Extrait>
● ● ● ●

En 1972, dans sa synthèse dédiée à la préhistoire et à la protohistoire ivoiriennes, R. MAUNY évoque également la présence des pierres d’aigris et des perles de couleurs variables à base de pierres dans l’Indénié (MAUNY, 1972, P.27). Sur la base des artefacts présentés, l’auteur affirme que l’espace d’Abengourou renferme des sites d’âge paléolithique. Jusqu’en 1972, les données livrées n’étaient que de simples objets signalés ou rapportés occasionnellement par les populations lors de leurs labours. 

C’est à partir de 1982 que les premiers sites vont être découverts ce, grâce aux travaux de l’historienne C. H. PERROT (1982, P. 52). Dans sa thèse de Doctorat portant sur le peuple Anyi N’dénié, elle met en exergue deux sites archéologiques importants, dont l’un est découvert par les ingénieurs de l’IFCC (Institut Français du café et du cacao), à six kilomètres d’Abengourou. Ce site témoigne de la présence de traces matérielles telles que : des tessons de poterie noire et rouge, des tuyères, des scories de fer. Sur cette même aire, a été exhumé un cylindre de latérite de 50 centimètres de haut et 20 centimètres de diamètre, au sommet arrondi, visiblement produit par l’industrie humaine (PERROT, 1982, P. 175). D’autres objets tels que des pierres taillées de petites tailles y ont été découverts. A quelques mètres de là, en pleine pépinière de cacaoyers, sont visibles une large dalle de latérite particulièrement riche en fer, les restes de fourneau (PERROT, 1982, p. 176). Le second site se trouve sur la plantation de Koréki Dominique (Korékikuro) voisine de celle de Nanan Bonzou II, le long de la route d’Abengourou à Zaranou. Il est remarquable par un grand fossé circulaire, semblable à celui de Konvi Andé et du type général des ammonies (PERROT, 1982, P. 176). Ce site contient des résidus de fonte de fer. Le même auteur révèle que l’Indénié regorge de nombreux sites d’habitats qui sont essentiellement des villages désertés. Ce sont entre autres : les sites « de Konvi Andé » à 24 kilomètres d’Apprompron, « Afewa », « Sahahouli », « Attakrou » devenu aujourd’hui « Taakro » et « Enyandâ » (PERROT, 1982, P. 177).

● ● ● ●

Extrait de données>
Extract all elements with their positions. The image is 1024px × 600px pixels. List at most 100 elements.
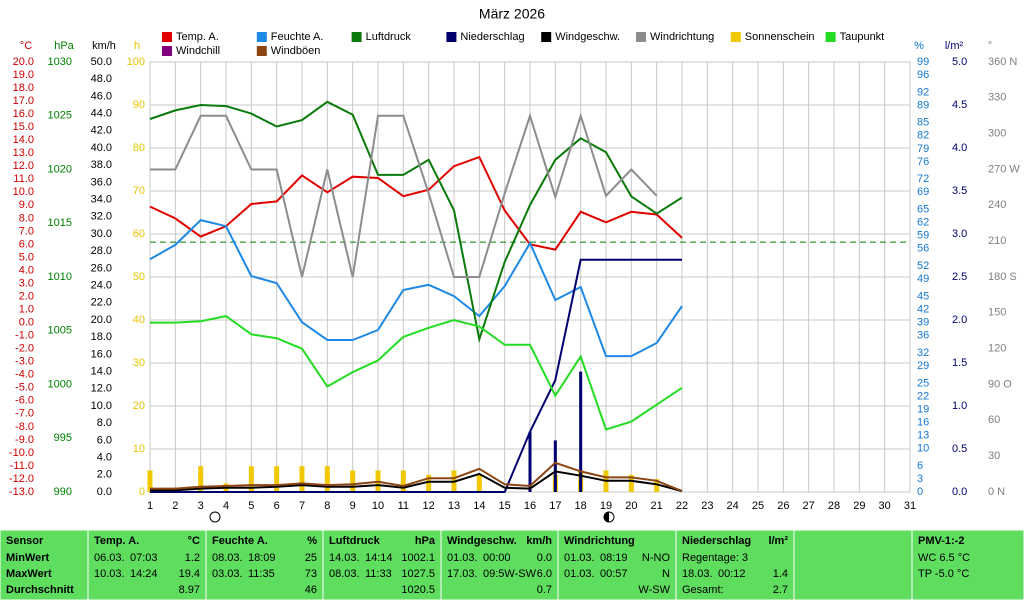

● ● ● ●

Consignes>
1. Dans l'extrait sur les sites archéologiques de l'Indénié, à quelle distance d'Abengourou se trouve le site découvert par les ingénieurs de l'IFCC ?
2. Traduisez en anglais la phrase suivante de l'extrait : « Jusqu’en 1972, les données livrées n’étaient que de simples objets signalés ou rapportés occasionnellement par les populations lors de leurs labours. »

Réponses par consigne>
1. À six kilomètres d'Abengourou.

2. Until 1972, the data provided were nothing more than simple objects occasionally reported or brought in by local people during their plowing.